Collected data:
• • • • •

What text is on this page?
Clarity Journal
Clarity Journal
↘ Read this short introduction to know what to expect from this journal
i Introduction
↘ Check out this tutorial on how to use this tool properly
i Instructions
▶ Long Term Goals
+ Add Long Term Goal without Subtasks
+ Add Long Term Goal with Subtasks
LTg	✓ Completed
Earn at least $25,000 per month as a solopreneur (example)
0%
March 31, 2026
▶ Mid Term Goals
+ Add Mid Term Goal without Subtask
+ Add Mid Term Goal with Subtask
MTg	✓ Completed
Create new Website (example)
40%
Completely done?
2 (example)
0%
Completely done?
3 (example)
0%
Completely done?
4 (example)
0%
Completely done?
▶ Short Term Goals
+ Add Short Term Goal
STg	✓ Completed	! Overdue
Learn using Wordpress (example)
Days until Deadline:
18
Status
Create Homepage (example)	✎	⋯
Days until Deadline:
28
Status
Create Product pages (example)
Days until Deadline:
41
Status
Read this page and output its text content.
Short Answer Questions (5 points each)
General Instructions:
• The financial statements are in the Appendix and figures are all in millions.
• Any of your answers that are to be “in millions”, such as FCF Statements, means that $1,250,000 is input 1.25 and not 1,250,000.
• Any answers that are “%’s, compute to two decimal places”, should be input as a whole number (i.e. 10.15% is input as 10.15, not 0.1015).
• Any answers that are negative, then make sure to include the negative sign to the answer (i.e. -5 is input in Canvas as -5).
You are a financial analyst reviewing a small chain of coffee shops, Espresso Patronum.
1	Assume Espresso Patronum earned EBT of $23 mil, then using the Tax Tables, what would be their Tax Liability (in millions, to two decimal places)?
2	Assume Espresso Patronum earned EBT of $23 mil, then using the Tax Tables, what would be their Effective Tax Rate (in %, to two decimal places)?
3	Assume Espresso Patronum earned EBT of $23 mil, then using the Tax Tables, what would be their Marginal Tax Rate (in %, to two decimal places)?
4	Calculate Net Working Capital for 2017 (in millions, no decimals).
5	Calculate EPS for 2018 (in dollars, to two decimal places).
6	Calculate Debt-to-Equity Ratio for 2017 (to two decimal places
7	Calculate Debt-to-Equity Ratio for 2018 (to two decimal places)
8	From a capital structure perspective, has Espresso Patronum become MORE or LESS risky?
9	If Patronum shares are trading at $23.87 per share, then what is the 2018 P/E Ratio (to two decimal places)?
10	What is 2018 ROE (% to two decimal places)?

• • • • •

Give back all the data exactly as written.

What text is on this page?
Clarity Journal
Clarity Journal
↘ Read this short introduction to know what to expect from this journal
i Introduction
↘ Check out this tutorial on how to use this tool properly
i Instructions
▶ Long Term Goals
+ Add Long Term Goal without Subtasks
+ Add Long Term Goal with Subtasks
LTg	✓ Completed
Earn at least $25,000 per month as a solopreneur (example)
0%
March 31, 2026
▶ Mid Term Goals
+ Add Mid Term Goal without Subtask
+ Add Mid Term Goal with Subtask
MTg	✓ Completed
Create new Website (example)
40%
Completely done?
2 (example)
0%
Completely done?
3 (example)
0%
Completely done?
4 (example)
0%
Completely done?
▶ Short Term Goals
+ Add Short Term Goal
STg	✓ Completed	! Overdue
Learn using Wordpress (example)
Days until Deadline:
18
Status
Create Homepage (example)	✎	⋯
Days until Deadline:
28
Status
Create Product pages (example)
Days until Deadline:
41
Status
Read this page and output its text content.
Short Answer Questions (5 points each)
General Instructions:
• The financial statements are in the Appendix and figures are all in millions.
• Any of your answers that are to be “in millions”, such as FCF Statements, means that $1,250,000 is input 1.25 and not 1,250,000.
• Any answers that are “%’s, compute to two decimal places”, should be input as a whole number (i.e. 10.15% is input as 10.15, not 0.1015).
• Any answers that are negative, then make sure to include the negative sign to the answer (i.e. -5 is input in Canvas as -5).
You are a financial analyst reviewing a small chain of coffee shops, Espresso Patronum.
1	Assume Espresso Patronum earned EBT of $23 mil, then using the Tax Tables, what would be their Tax Liability (in millions, to two decimal places)?
2	Assume Espresso Patronum earned EBT of $23 mil, then using the Tax Tables, what would be their Effective Tax Rate (in %, to two decimal places)?
3	Assume Espresso Patronum earned EBT of $23 mil, then using the Tax Tables, what would be their Marginal Tax Rate (in %, to two decimal places)?
4	Calculate Net Working Capital for 2017 (in millions, no decimals).
5	Calculate EPS for 2018 (in dollars, to two decimal places).
6	Calculate Debt-to-Equity Ratio for 2017 (to two decimal places
7	Calculate Debt-to-Equity Ratio for 2018 (to two decimal places)
8	From a capital structure perspective, has Espresso Patronum become MORE or LESS risky?
9	If Patronum shares are trading at $23.87 per share, then what is the 2018 P/E Ratio (to two decimal places)?
10	What is 2018 ROE (% to two decimal places)?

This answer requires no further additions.